*EXERCISE REQUIREMENTS:*
Extract all lines containing "druk".

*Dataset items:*
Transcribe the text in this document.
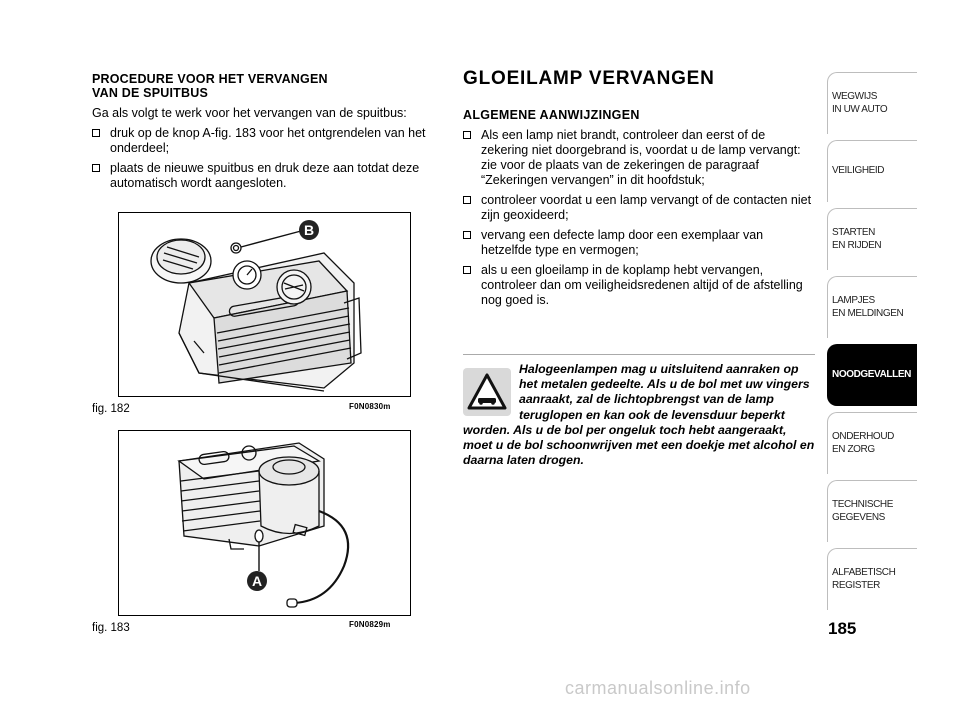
PROCEDURE VOOR HET VERVANGEN
VAN DE SPUITBUS
Ga als volgt te werk voor het vervangen van de spuitbus:
druk op de knop A-fig. 183 voor het ontgrendelen van het onderdeel;
plaats de nieuwe spuitbus en druk deze aan totdat deze automatisch wordt aangesloten.
B
fig. 182	F0N0830m
A
fig. 183	F0N0829m
GLOEILAMP VERVANGEN
ALGEMENE AANWIJZINGEN
Als een lamp niet brandt, controleer dan eerst of de zekering niet doorgebrand is, voordat u de lamp vervangt: zie voor de plaats van de zekeringen de paragraaf “Zekeringen vervangen” in dit hoofdstuk;
controleer voordat u een lamp vervangt of de contacten niet zijn geoxideerd;
vervang een defecte lamp door een exemplaar van hetzelfde type en vermogen;
als u een gloeilamp in de koplamp hebt vervangen, controleer dan om veiligheidsredenen altijd of de afstelling nog goed is.
Halogeenlampen mag u uitsluitend aanraken op het metalen gedeelte. Als u de bol met uw vingers aanraakt, zal de lichtopbrengst van de lamp teruglopen en kan ook de levensduur beperkt worden. Als u de bol per ongeluk toch hebt aangeraakt, moet u de bol schoonwrijven met een doekje met alcohol en daarna laten drogen.
WEGWIJS
IN UW AUTO
VEILIGHEID
STARTEN
EN RIJDEN
LAMPJES
EN MELDINGEN
NOODGEVALLEN
ONDERHOUD
EN ZORG
TECHNISCHE
GEGEVENS
ALFABETISCH
REGISTER
185
carmanualsonline.info
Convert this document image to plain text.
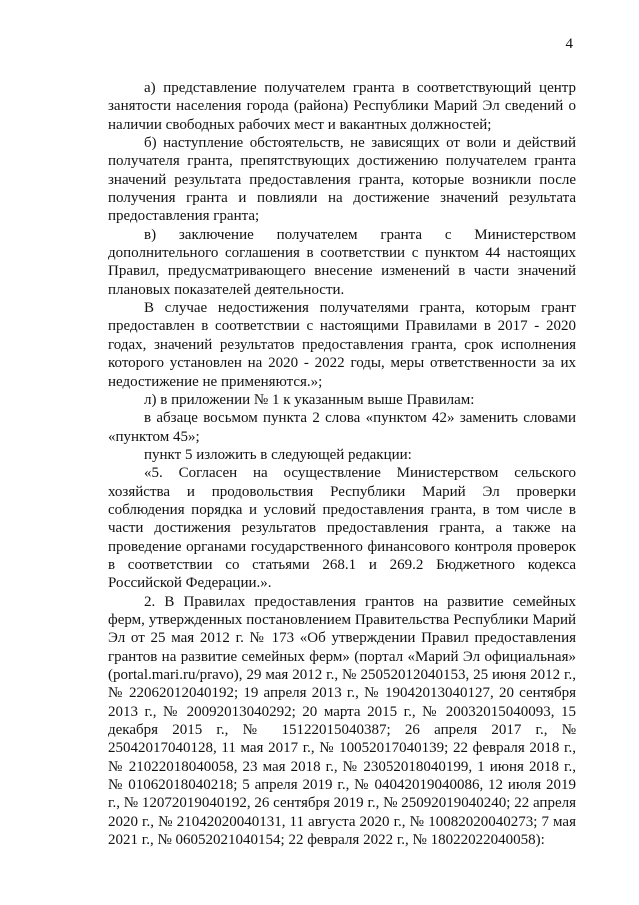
4

а) представление получателем гранта в соответствующий центр занятости населения города (района) Республики Марий Эл сведений о наличии свободных рабочих мест и вакантных должностей;

б) наступление обстоятельств, не зависящих от воли и действий получателя гранта, препятствующих достижению получателем гранта значений результата предоставления гранта, которые возникли после получения гранта и повлияли на достижение значений результата предоставления гранта;

в) заключение получателем гранта с Министерством дополнительного соглашения в соответствии с пунктом 44 настоящих Правил, предусматривающего внесение изменений в части значений плановых показателей деятельности.

В случае недостижения получателями гранта, которым грант предоставлен в соответствии с настоящими Правилами в 2017 - 2020 годах, значений результатов предоставления гранта, срок исполнения которого установлен на 2020 - 2022 годы, меры ответственности за их недостижение не применяются.»;

л) в приложении № 1 к указанным выше Правилам:

в абзаце восьмом пункта 2 слова «пунктом 42» заменить словами «пунктом 45»;

пункт 5 изложить в следующей редакции:

«5. Согласен на осуществление Министерством сельского хозяйства и продовольствия Республики Марий Эл проверки соблюдения порядка и условий предоставления гранта, в том числе в части достижения результатов предоставления гранта, а также на проведение органами государственного финансового контроля проверок в соответствии со статьями 268.1 и 269.2 Бюджетного кодекса Российской Федерации.».

2. В Правилах предоставления грантов на развитие семейных ферм, утвержденных постановлением Правительства Республики Марий Эл от 25 мая 2012 г. № 173 «Об утверждении Правил предоставления грантов на развитие семейных ферм» (портал «Марий Эл официальная» (portal.mari.ru/pravo), 29 мая 2012 г., № 25052012040153, 25 июня 2012 г., № 22062012040192; 19 апреля 2013 г., № 19042013040127, 20 сентября 2013 г., № 20092013040292; 20 марта 2015 г., № 20032015040093, 15 декабря 2015 г., № 15122015040387; 26 апреля 2017 г., № 25042017040128, 11 мая 2017 г., № 10052017040139; 22 февраля 2018 г., № 21022018040058, 23 мая 2018 г., № 23052018040199, 1 июня 2018 г., № 01062018040218; 5 апреля 2019 г., № 04042019040086, 12 июля 2019 г., № 12072019040192, 26 сентября 2019 г., № 25092019040240; 22 апреля 2020 г., № 21042020040131, 11 августа 2020 г., № 10082020040273; 7 мая 2021 г., № 06052021040154; 22 февраля 2022 г., № 18022022040058):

*THE REPLY:*
druk op de knop A-fig. 183 voor het ontgrendelen van het onderdeel;
plaats de nieuwe spuitbus en druk deze aan totdat deze automatisch wordt aangesloten.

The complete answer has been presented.